Reproduce verbatim the part of the entries that opens with the line containing "- Title: Tonzi" and closes with the line containing "What elements are", including both of those lines and nothing else.

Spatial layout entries
※ ※ ※

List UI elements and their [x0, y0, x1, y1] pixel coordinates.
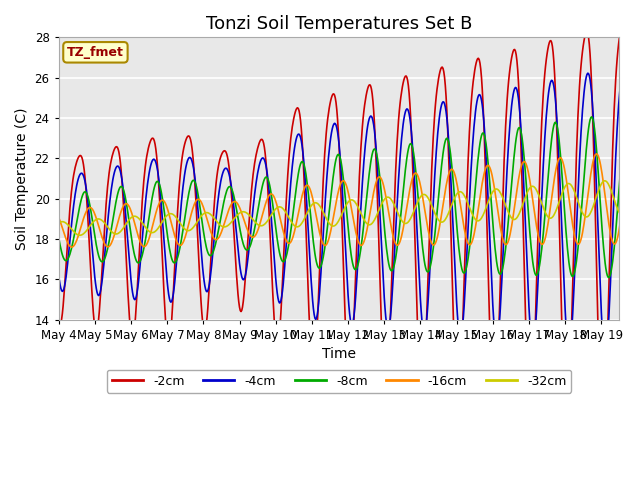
- Title: Tonzi Soil Temperatures Set B: Tonzi Soil Temperatures Set B: [206, 15, 472, 33]
- Legend: -2cm, -4cm, -8cm, -16cm, -32cm: -2cm, -4cm, -8cm, -16cm, -32cm: [107, 370, 572, 393]
- X-axis label: Time: Time: [322, 348, 356, 361]
- Text: TZ_fmet: TZ_fmet: [67, 46, 124, 59]
- Y-axis label: Soil Temperature (C): Soil Temperature (C): [15, 108, 29, 250]
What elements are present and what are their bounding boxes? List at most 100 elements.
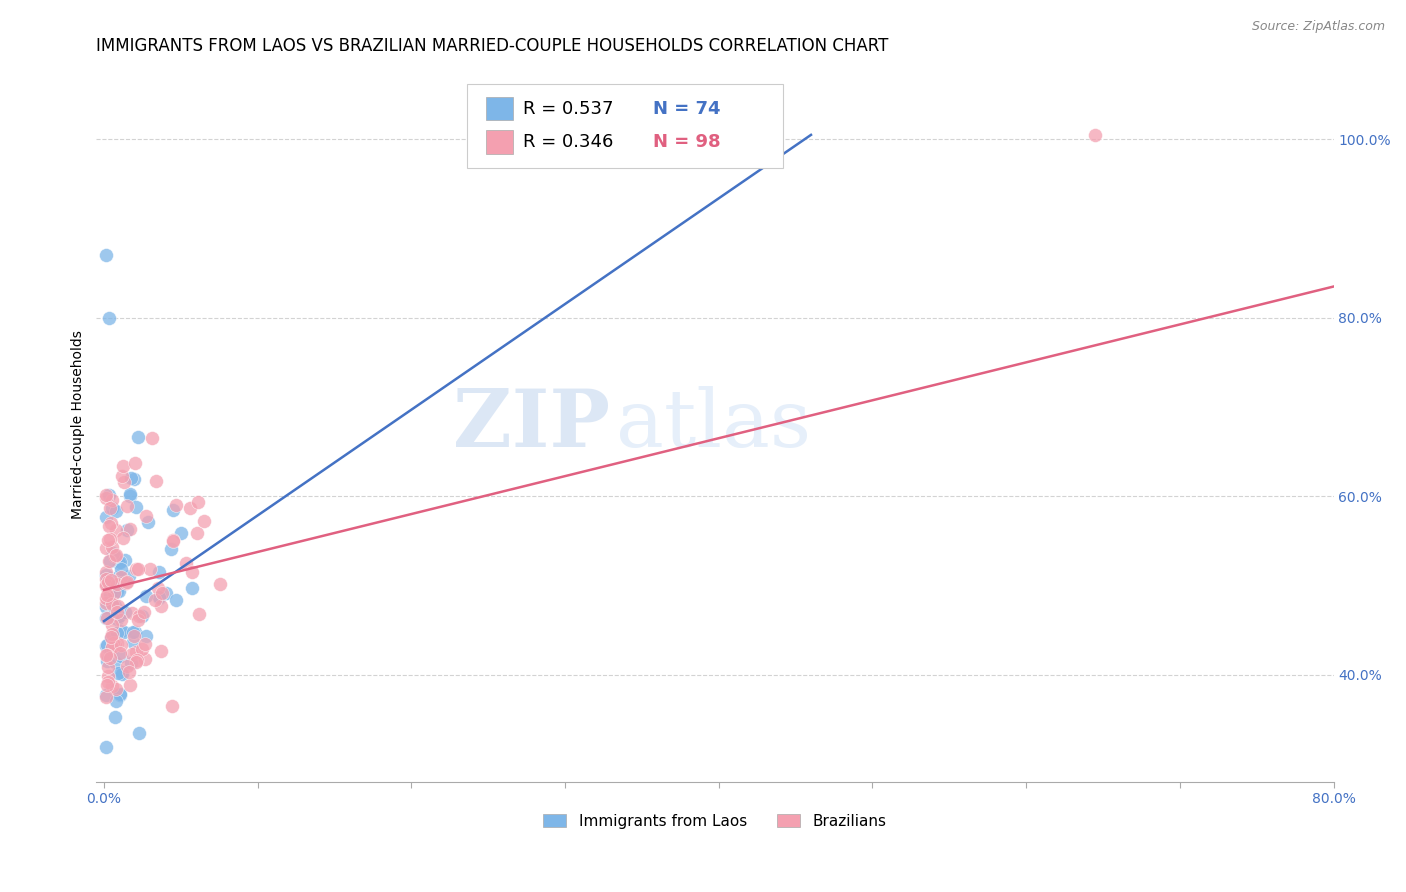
Point — [125, 500, 148, 514]
Point — [179, 500, 201, 515]
Point — [135, 508, 157, 523]
Point — [134, 636, 156, 650]
Point — [121, 606, 143, 620]
Point — [150, 644, 173, 658]
Point — [96, 638, 118, 652]
Point — [150, 599, 173, 613]
Point — [101, 599, 124, 613]
Point — [97, 310, 120, 325]
Point — [114, 605, 136, 619]
Point — [104, 523, 127, 537]
Point — [100, 630, 122, 644]
Point — [105, 626, 128, 640]
Point — [148, 591, 170, 606]
Point — [110, 562, 132, 576]
Text: R = 0.537: R = 0.537 — [523, 100, 613, 118]
Point — [101, 640, 124, 654]
Point — [100, 642, 122, 657]
Point — [94, 491, 117, 506]
Point — [186, 526, 208, 541]
Point — [105, 504, 128, 518]
Point — [101, 546, 124, 560]
Point — [170, 526, 193, 541]
Point — [94, 739, 117, 754]
Point — [96, 611, 118, 625]
Point — [101, 627, 124, 641]
Point — [181, 581, 204, 595]
Point — [110, 638, 132, 652]
Point — [150, 586, 173, 600]
Text: N = 98: N = 98 — [652, 133, 721, 151]
Point — [105, 605, 128, 619]
Point — [101, 501, 124, 516]
Point — [160, 542, 183, 557]
Point — [98, 650, 121, 665]
Point — [209, 576, 232, 591]
Y-axis label: Married-couple Households: Married-couple Households — [72, 330, 86, 519]
Point — [160, 699, 183, 714]
Point — [103, 585, 125, 599]
Point — [128, 613, 150, 627]
Point — [114, 553, 136, 567]
Point — [94, 688, 117, 702]
Point — [103, 655, 125, 669]
Point — [118, 487, 141, 501]
Point — [121, 648, 143, 662]
Point — [120, 657, 142, 671]
Point — [94, 541, 117, 555]
Point — [117, 574, 139, 589]
Point — [155, 585, 177, 599]
Point — [110, 648, 132, 663]
Point — [96, 610, 118, 624]
Point — [181, 565, 204, 579]
Point — [105, 577, 128, 591]
Point — [101, 541, 124, 555]
Legend: Immigrants from Laos, Brazilians: Immigrants from Laos, Brazilians — [537, 807, 893, 835]
Point — [127, 430, 149, 444]
Point — [108, 609, 131, 624]
Point — [94, 596, 117, 610]
Point — [121, 625, 143, 640]
Point — [96, 648, 118, 663]
Text: atlas: atlas — [616, 386, 811, 464]
Point — [104, 638, 127, 652]
Point — [165, 592, 187, 607]
Point — [111, 531, 134, 545]
Point — [97, 674, 120, 689]
Point — [111, 667, 134, 681]
Point — [124, 645, 146, 659]
Point — [97, 659, 120, 673]
Point — [100, 631, 122, 645]
Point — [193, 514, 215, 528]
Point — [101, 617, 124, 632]
Point — [97, 519, 120, 533]
Point — [110, 570, 132, 584]
Point — [128, 609, 150, 624]
Point — [118, 678, 141, 692]
Point — [111, 468, 134, 483]
Point — [94, 510, 117, 524]
Point — [94, 572, 117, 586]
Point — [1084, 128, 1107, 142]
Point — [96, 577, 118, 591]
Point — [110, 624, 132, 638]
Point — [100, 573, 122, 587]
Point — [118, 569, 141, 583]
Point — [125, 652, 148, 666]
Point — [98, 532, 121, 546]
Point — [122, 634, 145, 648]
Point — [122, 473, 145, 487]
Point — [104, 549, 127, 563]
Point — [94, 599, 117, 614]
Point — [124, 625, 146, 640]
Point — [135, 590, 157, 604]
Point — [107, 583, 129, 598]
Point — [105, 583, 128, 598]
Point — [97, 533, 120, 547]
Point — [162, 534, 184, 549]
Point — [108, 555, 131, 569]
Point — [101, 492, 124, 507]
Point — [139, 561, 162, 575]
Point — [100, 679, 122, 693]
Point — [107, 552, 129, 566]
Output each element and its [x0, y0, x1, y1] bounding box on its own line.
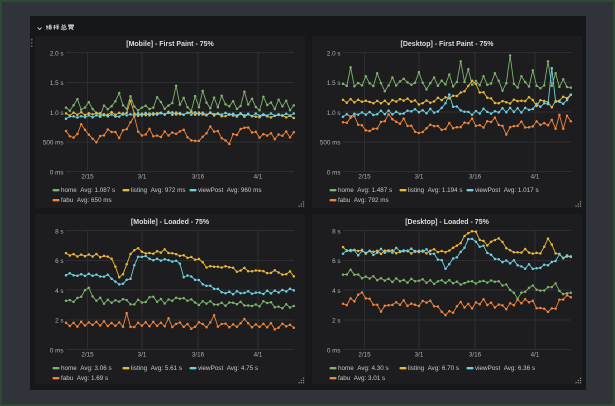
svg-text:1.0 s: 1.0 s	[326, 110, 340, 117]
svg-text:fabu Avg: 1.69 s: fabu Avg: 1.69 s	[61, 375, 108, 382]
svg-text:home Avg: 1.087 s: home Avg: 1.087 s	[61, 187, 115, 194]
svg-text:listing Avg: 5.61 s: listing Avg: 5.61 s	[131, 365, 182, 372]
svg-text:6 s: 6 s	[332, 258, 340, 265]
svg-text:2 s: 2 s	[332, 317, 340, 324]
svg-text:0 ms: 0 ms	[326, 347, 340, 354]
svg-text:2/15: 2/15	[81, 351, 94, 358]
svg-text:4/1: 4/1	[253, 174, 262, 181]
svg-text:[Mobile] - Loaded - 75%: [Mobile] - Loaded - 75%	[130, 219, 209, 226]
svg-text:3/16: 3/16	[468, 351, 481, 358]
svg-text:[Desktop] - First Paint - 75%: [Desktop] - First Paint - 75%	[400, 41, 494, 48]
svg-text:fabu Avg: 3.01 s: fabu Avg: 3.01 s	[338, 375, 385, 382]
svg-text:8 s: 8 s	[55, 228, 63, 235]
svg-text:0 ms: 0 ms	[326, 169, 340, 176]
svg-text:8 s: 8 s	[332, 228, 340, 235]
svg-text:fabu Avg: 792 ms: fabu Avg: 792 ms	[338, 197, 389, 204]
svg-text:4/1: 4/1	[253, 351, 262, 358]
svg-text:1.0 s: 1.0 s	[49, 110, 63, 117]
svg-text:home Avg: 3.06 s: home Avg: 3.06 s	[61, 365, 112, 372]
svg-text:2/15: 2/15	[81, 174, 94, 181]
svg-text:4 s: 4 s	[55, 287, 63, 294]
svg-text:fabu Avg: 650 ms: fabu Avg: 650 ms	[61, 197, 112, 204]
svg-text:3/1: 3/1	[414, 174, 423, 181]
svg-text:500 ms: 500 ms	[319, 140, 340, 147]
svg-text:3/16: 3/16	[191, 351, 204, 358]
svg-text:viewPost Avg: 960 ms: viewPost Avg: 960 ms	[198, 187, 262, 194]
svg-text:0 ms: 0 ms	[49, 347, 63, 354]
svg-text:2.0 s: 2.0 s	[49, 50, 63, 57]
svg-text:3/16: 3/16	[468, 174, 481, 181]
svg-text:[Mobile] - First Paint - 75%: [Mobile] - First Paint - 75%	[126, 41, 214, 48]
svg-text:viewPost Avg: 4.75 s: viewPost Avg: 4.75 s	[198, 365, 258, 372]
svg-text:0 ms: 0 ms	[49, 169, 63, 176]
svg-text:4 s: 4 s	[332, 287, 340, 294]
svg-text:1.5 s: 1.5 s	[49, 80, 63, 87]
svg-text:3/1: 3/1	[137, 351, 146, 358]
svg-text:3/1: 3/1	[137, 174, 146, 181]
svg-text:4/1: 4/1	[530, 174, 539, 181]
svg-text:3/16: 3/16	[191, 174, 204, 181]
svg-text:home Avg: 1.487 s: home Avg: 1.487 s	[338, 187, 392, 194]
svg-text:viewPost Avg: 6.36 s: viewPost Avg: 6.36 s	[475, 365, 535, 372]
svg-text:500 ms: 500 ms	[42, 140, 63, 147]
svg-text:listing Avg: 1.194 s: listing Avg: 1.194 s	[408, 187, 463, 194]
svg-text:2.0 s: 2.0 s	[326, 50, 340, 57]
svg-text:6 s: 6 s	[55, 258, 63, 265]
svg-text:listing Avg: 972 ms: listing Avg: 972 ms	[131, 187, 185, 194]
svg-text:2/15: 2/15	[358, 174, 371, 181]
svg-text:2 s: 2 s	[55, 317, 63, 324]
svg-text:viewPost Avg: 1.017 s: viewPost Avg: 1.017 s	[475, 187, 539, 194]
svg-text:listing Avg: 6.70 s: listing Avg: 6.70 s	[408, 365, 459, 372]
svg-text:1.5 s: 1.5 s	[326, 80, 340, 87]
svg-text:[Desktop] - Loaded - 75%: [Desktop] - Loaded - 75%	[405, 219, 489, 226]
svg-text:4/1: 4/1	[530, 351, 539, 358]
svg-text:3/1: 3/1	[414, 351, 423, 358]
svg-text:2/15: 2/15	[358, 351, 371, 358]
svg-text:home Avg: 4.30 s: home Avg: 4.30 s	[338, 365, 389, 372]
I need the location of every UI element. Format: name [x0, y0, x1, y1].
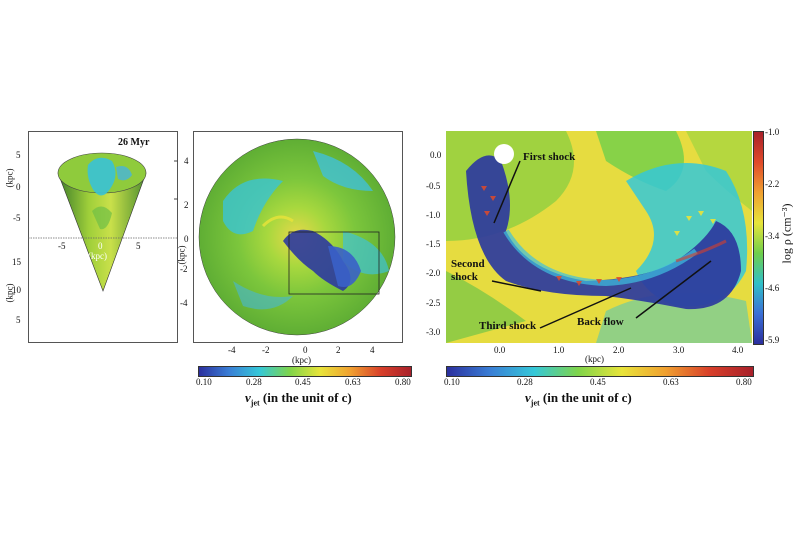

※ ※ ※

» ANSWER TO THE EXERCISE:
- Title: Tonzi Soil Temperatures Set B: Tonzi Soil Temperatures Set B: [206, 15, 472, 33]
- Legend: -2cm, -4cm, -8cm, -16cm, -32cm: -2cm, -4cm, -8cm, -16cm, -32cm: [107, 370, 572, 393]
- X-axis label: Time: Time: [322, 348, 356, 361]
- Text: TZ_fmet: TZ_fmet: [67, 46, 124, 59]
- Y-axis label: Soil Temperature (C): Soil Temperature (C): [15, 108, 29, 250]
What elements are present and what are their bounding boxes? List at most 100 elements.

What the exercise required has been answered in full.